### Problem details
Count how many lines of the data include "structured". The answer is that number and nothing else.

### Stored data
-- Start --
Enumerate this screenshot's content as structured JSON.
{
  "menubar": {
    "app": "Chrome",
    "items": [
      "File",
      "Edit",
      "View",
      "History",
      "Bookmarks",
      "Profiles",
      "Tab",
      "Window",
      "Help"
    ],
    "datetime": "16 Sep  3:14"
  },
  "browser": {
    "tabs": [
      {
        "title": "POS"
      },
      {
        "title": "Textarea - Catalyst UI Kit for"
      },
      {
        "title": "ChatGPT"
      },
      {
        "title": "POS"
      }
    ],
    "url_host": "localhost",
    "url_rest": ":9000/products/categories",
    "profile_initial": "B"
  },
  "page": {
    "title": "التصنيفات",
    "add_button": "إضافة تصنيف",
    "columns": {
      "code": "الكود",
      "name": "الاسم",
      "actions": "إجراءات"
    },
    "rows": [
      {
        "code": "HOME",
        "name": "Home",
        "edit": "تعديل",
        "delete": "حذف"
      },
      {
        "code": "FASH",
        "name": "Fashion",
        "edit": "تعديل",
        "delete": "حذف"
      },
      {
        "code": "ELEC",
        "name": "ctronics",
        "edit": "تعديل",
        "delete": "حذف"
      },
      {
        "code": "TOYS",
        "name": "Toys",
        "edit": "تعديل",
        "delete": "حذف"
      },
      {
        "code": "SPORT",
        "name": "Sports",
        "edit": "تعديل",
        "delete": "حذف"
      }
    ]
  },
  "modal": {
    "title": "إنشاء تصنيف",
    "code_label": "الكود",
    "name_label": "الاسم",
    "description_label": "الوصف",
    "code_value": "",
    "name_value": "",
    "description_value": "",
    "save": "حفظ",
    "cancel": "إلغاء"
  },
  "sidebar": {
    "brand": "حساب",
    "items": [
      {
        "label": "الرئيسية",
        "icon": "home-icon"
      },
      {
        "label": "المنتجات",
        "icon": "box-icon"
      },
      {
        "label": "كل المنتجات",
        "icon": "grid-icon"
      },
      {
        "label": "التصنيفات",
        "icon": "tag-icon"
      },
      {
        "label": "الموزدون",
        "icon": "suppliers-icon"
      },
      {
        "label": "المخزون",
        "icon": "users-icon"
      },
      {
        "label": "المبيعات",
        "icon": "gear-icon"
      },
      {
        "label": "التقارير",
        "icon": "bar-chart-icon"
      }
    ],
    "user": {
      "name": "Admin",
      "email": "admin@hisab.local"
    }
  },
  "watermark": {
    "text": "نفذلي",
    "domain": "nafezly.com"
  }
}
-- End --
-- Start --
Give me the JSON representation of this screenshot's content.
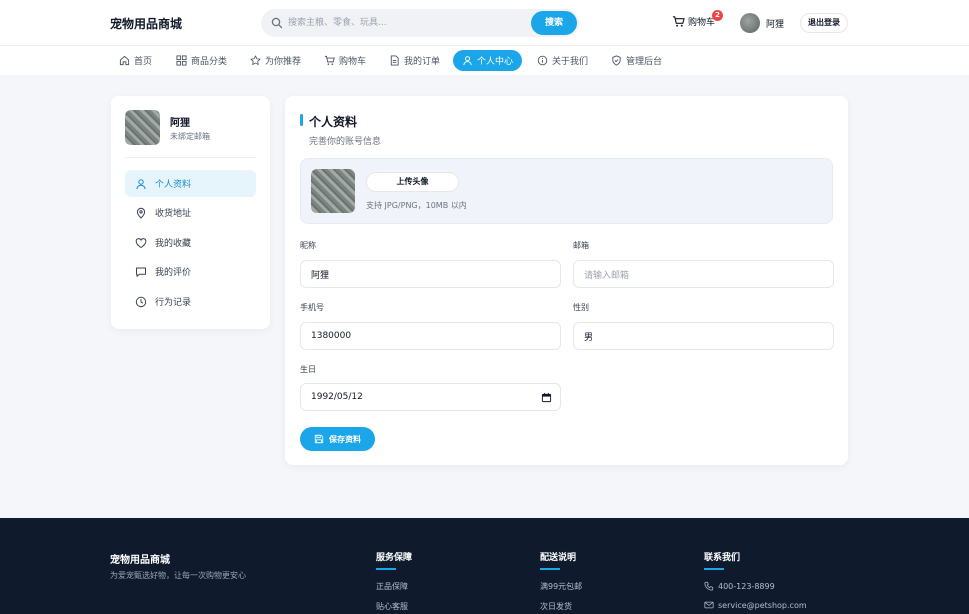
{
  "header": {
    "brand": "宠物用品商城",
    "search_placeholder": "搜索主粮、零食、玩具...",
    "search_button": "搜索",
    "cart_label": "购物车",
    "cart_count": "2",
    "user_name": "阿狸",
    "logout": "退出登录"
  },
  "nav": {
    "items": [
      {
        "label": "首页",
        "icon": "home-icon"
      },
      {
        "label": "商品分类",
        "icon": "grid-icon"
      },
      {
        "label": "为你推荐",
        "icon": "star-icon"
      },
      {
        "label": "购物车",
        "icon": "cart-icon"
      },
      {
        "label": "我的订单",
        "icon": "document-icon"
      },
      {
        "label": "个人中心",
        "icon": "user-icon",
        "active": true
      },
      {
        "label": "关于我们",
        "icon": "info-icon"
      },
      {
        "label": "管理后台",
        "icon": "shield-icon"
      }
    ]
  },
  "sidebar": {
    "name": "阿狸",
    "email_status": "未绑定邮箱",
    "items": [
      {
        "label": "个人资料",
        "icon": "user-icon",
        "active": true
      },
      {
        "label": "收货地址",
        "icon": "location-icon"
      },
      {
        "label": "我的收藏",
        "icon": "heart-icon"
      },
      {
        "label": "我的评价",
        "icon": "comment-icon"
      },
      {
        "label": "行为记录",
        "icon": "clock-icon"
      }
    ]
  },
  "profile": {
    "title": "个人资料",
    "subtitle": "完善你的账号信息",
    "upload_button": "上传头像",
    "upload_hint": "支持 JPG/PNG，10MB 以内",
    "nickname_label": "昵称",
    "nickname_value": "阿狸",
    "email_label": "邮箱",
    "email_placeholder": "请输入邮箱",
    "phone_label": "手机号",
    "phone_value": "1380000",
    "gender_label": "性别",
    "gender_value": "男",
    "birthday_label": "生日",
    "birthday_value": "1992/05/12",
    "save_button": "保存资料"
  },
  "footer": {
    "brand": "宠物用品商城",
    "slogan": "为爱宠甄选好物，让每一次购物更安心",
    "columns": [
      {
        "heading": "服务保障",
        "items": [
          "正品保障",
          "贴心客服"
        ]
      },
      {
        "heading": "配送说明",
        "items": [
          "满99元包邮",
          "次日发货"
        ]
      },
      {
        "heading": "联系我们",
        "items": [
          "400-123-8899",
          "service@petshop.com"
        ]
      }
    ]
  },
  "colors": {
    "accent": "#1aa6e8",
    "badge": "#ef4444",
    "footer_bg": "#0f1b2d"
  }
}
-- End --
-- Start --
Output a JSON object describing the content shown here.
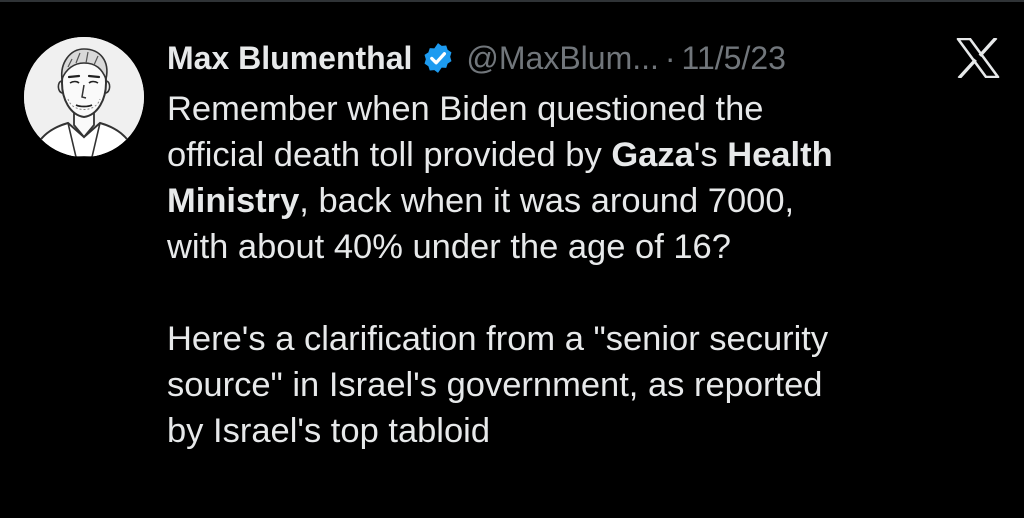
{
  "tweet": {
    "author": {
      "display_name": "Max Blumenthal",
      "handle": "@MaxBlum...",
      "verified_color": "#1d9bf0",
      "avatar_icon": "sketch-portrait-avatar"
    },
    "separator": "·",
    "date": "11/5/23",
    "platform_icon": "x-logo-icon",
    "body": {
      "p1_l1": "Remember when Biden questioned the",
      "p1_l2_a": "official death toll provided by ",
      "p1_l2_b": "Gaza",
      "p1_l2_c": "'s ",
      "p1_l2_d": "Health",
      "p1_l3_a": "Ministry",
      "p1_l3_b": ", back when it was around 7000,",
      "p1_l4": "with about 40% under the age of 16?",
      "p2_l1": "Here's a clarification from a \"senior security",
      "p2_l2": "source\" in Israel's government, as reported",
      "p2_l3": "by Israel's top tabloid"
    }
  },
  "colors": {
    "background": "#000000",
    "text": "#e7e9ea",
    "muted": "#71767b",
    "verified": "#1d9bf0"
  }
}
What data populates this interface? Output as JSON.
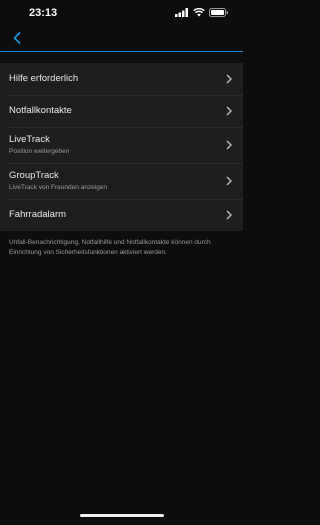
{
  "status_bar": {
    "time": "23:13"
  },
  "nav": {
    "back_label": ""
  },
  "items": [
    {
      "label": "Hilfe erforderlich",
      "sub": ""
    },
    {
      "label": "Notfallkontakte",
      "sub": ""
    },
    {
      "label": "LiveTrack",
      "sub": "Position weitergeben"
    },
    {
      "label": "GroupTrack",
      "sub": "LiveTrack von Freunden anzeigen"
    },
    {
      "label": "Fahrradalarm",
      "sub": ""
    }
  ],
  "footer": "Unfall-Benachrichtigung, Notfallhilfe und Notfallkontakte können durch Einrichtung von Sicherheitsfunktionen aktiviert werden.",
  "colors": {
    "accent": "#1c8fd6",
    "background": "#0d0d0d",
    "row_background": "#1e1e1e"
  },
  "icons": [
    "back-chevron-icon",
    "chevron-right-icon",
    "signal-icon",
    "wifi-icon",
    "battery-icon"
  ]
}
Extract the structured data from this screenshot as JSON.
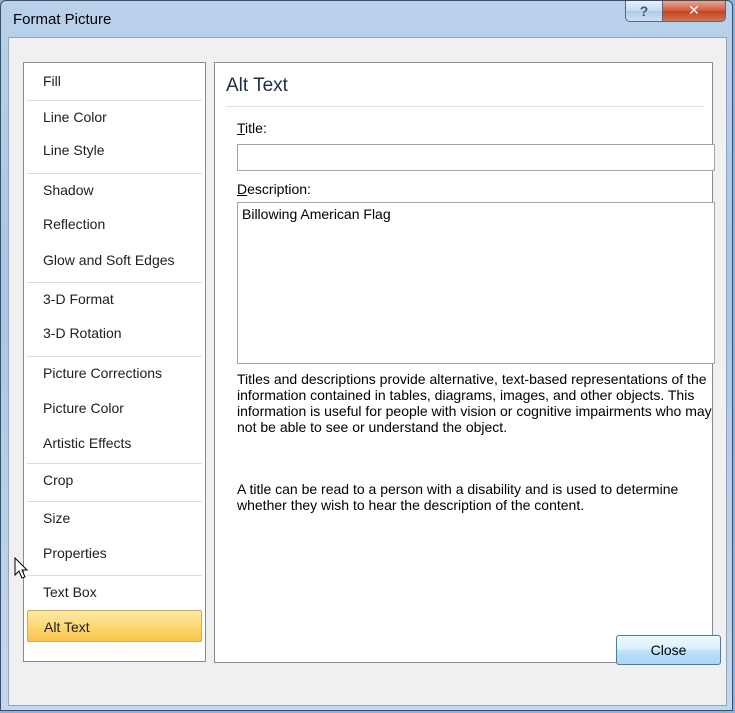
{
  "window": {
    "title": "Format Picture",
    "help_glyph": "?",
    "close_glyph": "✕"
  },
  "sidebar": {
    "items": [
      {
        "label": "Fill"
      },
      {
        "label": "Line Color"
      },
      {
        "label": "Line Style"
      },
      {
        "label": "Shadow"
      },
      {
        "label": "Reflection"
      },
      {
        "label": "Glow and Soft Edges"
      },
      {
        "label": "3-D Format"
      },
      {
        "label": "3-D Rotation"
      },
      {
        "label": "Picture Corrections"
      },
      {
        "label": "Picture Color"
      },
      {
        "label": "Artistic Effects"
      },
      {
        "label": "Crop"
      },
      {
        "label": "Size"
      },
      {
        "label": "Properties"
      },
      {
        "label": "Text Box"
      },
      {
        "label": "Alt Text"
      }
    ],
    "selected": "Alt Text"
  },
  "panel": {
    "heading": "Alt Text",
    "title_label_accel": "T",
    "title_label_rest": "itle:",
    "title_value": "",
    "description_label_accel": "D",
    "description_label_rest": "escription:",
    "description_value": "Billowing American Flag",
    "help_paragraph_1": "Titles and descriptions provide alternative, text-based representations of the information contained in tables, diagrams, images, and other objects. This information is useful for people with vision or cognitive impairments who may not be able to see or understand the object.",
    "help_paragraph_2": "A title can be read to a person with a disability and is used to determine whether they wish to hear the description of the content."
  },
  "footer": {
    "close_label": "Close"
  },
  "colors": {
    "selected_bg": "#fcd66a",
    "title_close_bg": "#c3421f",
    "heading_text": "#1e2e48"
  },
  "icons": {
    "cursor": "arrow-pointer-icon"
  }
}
-- End --
### Correct result
2